__To be done__.
Retype every entry word for word.

__Extracted data__.
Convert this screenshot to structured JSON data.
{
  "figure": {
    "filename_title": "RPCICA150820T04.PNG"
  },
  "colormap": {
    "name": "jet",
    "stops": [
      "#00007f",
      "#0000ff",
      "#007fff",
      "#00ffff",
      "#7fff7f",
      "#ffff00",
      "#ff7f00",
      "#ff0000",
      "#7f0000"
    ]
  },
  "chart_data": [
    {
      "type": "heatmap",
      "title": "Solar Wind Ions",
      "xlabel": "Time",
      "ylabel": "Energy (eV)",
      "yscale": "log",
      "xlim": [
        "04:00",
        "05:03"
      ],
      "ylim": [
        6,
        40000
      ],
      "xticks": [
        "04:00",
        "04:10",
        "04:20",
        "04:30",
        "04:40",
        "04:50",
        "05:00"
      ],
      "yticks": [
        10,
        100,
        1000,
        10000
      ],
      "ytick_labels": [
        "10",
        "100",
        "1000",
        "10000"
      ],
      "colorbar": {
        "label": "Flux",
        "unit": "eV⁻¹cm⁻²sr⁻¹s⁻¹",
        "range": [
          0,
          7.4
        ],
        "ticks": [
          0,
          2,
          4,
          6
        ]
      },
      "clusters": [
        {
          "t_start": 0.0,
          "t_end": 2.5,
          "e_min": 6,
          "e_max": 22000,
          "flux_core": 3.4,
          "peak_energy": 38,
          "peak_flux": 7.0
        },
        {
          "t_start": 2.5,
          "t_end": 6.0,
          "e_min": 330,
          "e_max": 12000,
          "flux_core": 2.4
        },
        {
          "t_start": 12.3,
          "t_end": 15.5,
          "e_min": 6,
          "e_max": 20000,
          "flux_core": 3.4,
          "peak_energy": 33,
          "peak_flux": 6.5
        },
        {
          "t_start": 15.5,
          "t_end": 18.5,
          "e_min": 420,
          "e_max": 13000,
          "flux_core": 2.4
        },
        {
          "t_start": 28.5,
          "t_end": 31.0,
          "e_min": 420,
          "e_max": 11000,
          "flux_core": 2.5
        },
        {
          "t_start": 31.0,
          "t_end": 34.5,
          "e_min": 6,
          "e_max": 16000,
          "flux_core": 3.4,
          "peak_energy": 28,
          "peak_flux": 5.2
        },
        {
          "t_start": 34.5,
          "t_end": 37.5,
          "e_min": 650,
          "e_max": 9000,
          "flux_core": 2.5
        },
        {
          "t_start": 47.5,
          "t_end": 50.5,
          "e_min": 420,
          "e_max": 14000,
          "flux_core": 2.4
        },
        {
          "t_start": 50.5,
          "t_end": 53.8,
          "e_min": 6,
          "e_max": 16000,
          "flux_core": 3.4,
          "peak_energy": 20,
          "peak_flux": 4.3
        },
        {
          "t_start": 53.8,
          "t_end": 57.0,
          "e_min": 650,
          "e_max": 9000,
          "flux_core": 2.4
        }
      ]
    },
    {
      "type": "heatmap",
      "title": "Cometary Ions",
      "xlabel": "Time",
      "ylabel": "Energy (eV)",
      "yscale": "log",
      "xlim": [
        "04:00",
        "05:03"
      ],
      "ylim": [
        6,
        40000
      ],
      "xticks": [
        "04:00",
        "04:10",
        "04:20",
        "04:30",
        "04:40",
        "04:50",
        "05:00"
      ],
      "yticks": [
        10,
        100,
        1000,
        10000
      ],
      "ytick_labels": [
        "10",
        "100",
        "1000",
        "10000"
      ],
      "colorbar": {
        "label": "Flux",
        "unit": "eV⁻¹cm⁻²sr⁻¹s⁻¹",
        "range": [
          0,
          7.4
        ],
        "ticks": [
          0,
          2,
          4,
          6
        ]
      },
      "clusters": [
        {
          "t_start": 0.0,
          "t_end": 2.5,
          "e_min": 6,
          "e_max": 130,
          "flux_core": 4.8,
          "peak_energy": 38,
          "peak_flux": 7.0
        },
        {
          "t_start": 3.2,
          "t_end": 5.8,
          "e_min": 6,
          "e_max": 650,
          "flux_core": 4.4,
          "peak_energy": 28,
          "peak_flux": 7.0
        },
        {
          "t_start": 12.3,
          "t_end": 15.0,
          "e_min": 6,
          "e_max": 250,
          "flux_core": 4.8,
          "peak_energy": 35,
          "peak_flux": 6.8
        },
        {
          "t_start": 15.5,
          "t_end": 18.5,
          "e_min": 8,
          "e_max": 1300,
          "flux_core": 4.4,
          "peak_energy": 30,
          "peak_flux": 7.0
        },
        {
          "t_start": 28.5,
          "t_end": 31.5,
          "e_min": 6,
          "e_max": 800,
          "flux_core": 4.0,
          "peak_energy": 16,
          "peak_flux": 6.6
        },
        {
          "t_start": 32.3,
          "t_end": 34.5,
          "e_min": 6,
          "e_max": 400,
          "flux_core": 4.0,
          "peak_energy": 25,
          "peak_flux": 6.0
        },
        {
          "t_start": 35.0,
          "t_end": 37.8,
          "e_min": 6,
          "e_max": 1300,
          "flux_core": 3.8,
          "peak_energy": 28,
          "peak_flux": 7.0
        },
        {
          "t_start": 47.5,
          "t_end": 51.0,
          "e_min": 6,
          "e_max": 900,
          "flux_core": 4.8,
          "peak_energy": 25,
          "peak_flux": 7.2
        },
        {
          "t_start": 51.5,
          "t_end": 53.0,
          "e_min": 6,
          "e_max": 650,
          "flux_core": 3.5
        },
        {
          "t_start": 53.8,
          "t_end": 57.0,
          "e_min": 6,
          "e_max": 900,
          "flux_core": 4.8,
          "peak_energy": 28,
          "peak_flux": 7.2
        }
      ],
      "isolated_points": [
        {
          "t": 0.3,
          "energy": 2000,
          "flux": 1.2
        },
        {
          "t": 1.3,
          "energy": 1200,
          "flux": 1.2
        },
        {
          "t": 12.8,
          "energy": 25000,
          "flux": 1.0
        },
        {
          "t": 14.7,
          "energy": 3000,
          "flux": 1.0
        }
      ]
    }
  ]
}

__Answer below__.
Convert this screenshot to structured JSON data.
{
  "figure": {
    "filename_title": "RPCICA150820T04.PNG"
  },
  "colormap": {
    "name": "jet",
    "stops": [
      "#00007f",
      "#0000ff",
      "#007fff",
      "#00ffff",
      "#7fff7f",
      "#ffff00",
      "#ff7f00",
      "#ff0000",
      "#7f0000"
    ]
  },
  "chart_data": [
    {
      "type": "heatmap",
      "title": "Solar Wind Ions",
      "xlabel": "Time",
      "ylabel": "Energy (eV)",
      "yscale": "log",
      "xlim": [
        "04:00",
        "05:03"
      ],
      "ylim": [
        6,
        40000
      ],
      "xticks": [
        "04:00",
        "04:10",
        "04:20",
        "04:30",
        "04:40",
        "04:50",
        "05:00"
      ],
      "yticks": [
        10,
        100,
        1000,
        10000
      ],
      "ytick_labels": [
        "10",
        "100",
        "1000",
        "10000"
      ],
      "colorbar": {
        "label": "Flux",
        "unit": "eV⁻¹cm⁻²sr⁻¹s⁻¹",
        "range": [
          0,
          7.4
        ],
        "ticks": [
          0,
          2,
          4,
          6
        ]
      },
      "clusters": [
        {
          "t_start": 0.0,
          "t_end": 2.5,
          "e_min": 6,
          "e_max": 22000,
          "flux_core": 3.4,
          "peak_energy": 38,
          "peak_flux": 7.0
        },
        {
          "t_start": 2.5,
          "t_end": 6.0,
          "e_min": 330,
          "e_max": 12000,
          "flux_core": 2.4
        },
        {
          "t_start": 12.3,
          "t_end": 15.5,
          "e_min": 6,
          "e_max": 20000,
          "flux_core": 3.4,
          "peak_energy": 33,
          "peak_flux": 6.5
        },
        {
          "t_start": 15.5,
          "t_end": 18.5,
          "e_min": 420,
          "e_max": 13000,
          "flux_core": 2.4
        },
        {
          "t_start": 28.5,
          "t_end": 31.0,
          "e_min": 420,
          "e_max": 11000,
          "flux_core": 2.5
        },
        {
          "t_start": 31.0,
          "t_end": 34.5,
          "e_min": 6,
          "e_max": 16000,
          "flux_core": 3.4,
          "peak_energy": 28,
          "peak_flux": 5.2
        },
        {
          "t_start": 34.5,
          "t_end": 37.5,
          "e_min": 650,
          "e_max": 9000,
          "flux_core": 2.5
        },
        {
          "t_start": 47.5,
          "t_end": 50.5,
          "e_min": 420,
          "e_max": 14000,
          "flux_core": 2.4
        },
        {
          "t_start": 50.5,
          "t_end": 53.8,
          "e_min": 6,
          "e_max": 16000,
          "flux_core": 3.4,
          "peak_energy": 20,
          "peak_flux": 4.3
        },
        {
          "t_start": 53.8,
          "t_end": 57.0,
          "e_min": 650,
          "e_max": 9000,
          "flux_core": 2.4
        }
      ]
    },
    {
      "type": "heatmap",
      "title": "Cometary Ions",
      "xlabel": "Time",
      "ylabel": "Energy (eV)",
      "yscale": "log",
      "xlim": [
        "04:00",
        "05:03"
      ],
      "ylim": [
        6,
        40000
      ],
      "xticks": [
        "04:00",
        "04:10",
        "04:20",
        "04:30",
        "04:40",
        "04:50",
        "05:00"
      ],
      "yticks": [
        10,
        100,
        1000,
        10000
      ],
      "ytick_labels": [
        "10",
        "100",
        "1000",
        "10000"
      ],
      "colorbar": {
        "label": "Flux",
        "unit": "eV⁻¹cm⁻²sr⁻¹s⁻¹",
        "range": [
          0,
          7.4
        ],
        "ticks": [
          0,
          2,
          4,
          6
        ]
      },
      "clusters": [
        {
          "t_start": 0.0,
          "t_end": 2.5,
          "e_min": 6,
          "e_max": 130,
          "flux_core": 4.8,
          "peak_energy": 38,
          "peak_flux": 7.0
        },
        {
          "t_start": 3.2,
          "t_end": 5.8,
          "e_min": 6,
          "e_max": 650,
          "flux_core": 4.4,
          "peak_energy": 28,
          "peak_flux": 7.0
        },
        {
          "t_start": 12.3,
          "t_end": 15.0,
          "e_min": 6,
          "e_max": 250,
          "flux_core": 4.8,
          "peak_energy": 35,
          "peak_flux": 6.8
        },
        {
          "t_start": 15.5,
          "t_end": 18.5,
          "e_min": 8,
          "e_max": 1300,
          "flux_core": 4.4,
          "peak_energy": 30,
          "peak_flux": 7.0
        },
        {
          "t_start": 28.5,
          "t_end": 31.5,
          "e_min": 6,
          "e_max": 800,
          "flux_core": 4.0,
          "peak_energy": 16,
          "peak_flux": 6.6
        },
        {
          "t_start": 32.3,
          "t_end": 34.5,
          "e_min": 6,
          "e_max": 400,
          "flux_core": 4.0,
          "peak_energy": 25,
          "peak_flux": 6.0
        },
        {
          "t_start": 35.0,
          "t_end": 37.8,
          "e_min": 6,
          "e_max": 1300,
          "flux_core": 3.8,
          "peak_energy": 28,
          "peak_flux": 7.0
        },
        {
          "t_start": 47.5,
          "t_end": 51.0,
          "e_min": 6,
          "e_max": 900,
          "flux_core": 4.8,
          "peak_energy": 25,
          "peak_flux": 7.2
        },
        {
          "t_start": 51.5,
          "t_end": 53.0,
          "e_min": 6,
          "e_max": 650,
          "flux_core": 3.5
        },
        {
          "t_start": 53.8,
          "t_end": 57.0,
          "e_min": 6,
          "e_max": 900,
          "flux_core": 4.8,
          "peak_energy": 28,
          "peak_flux": 7.2
        }
      ],
      "isolated_points": [
        {
          "t": 0.3,
          "energy": 2000,
          "flux": 1.2
        },
        {
          "t": 1.3,
          "energy": 1200,
          "flux": 1.2
        },
        {
          "t": 12.8,
          "energy": 25000,
          "flux": 1.0
        },
        {
          "t": 14.7,
          "energy": 3000,
          "flux": 1.0
        }
      ]
    }
  ]
}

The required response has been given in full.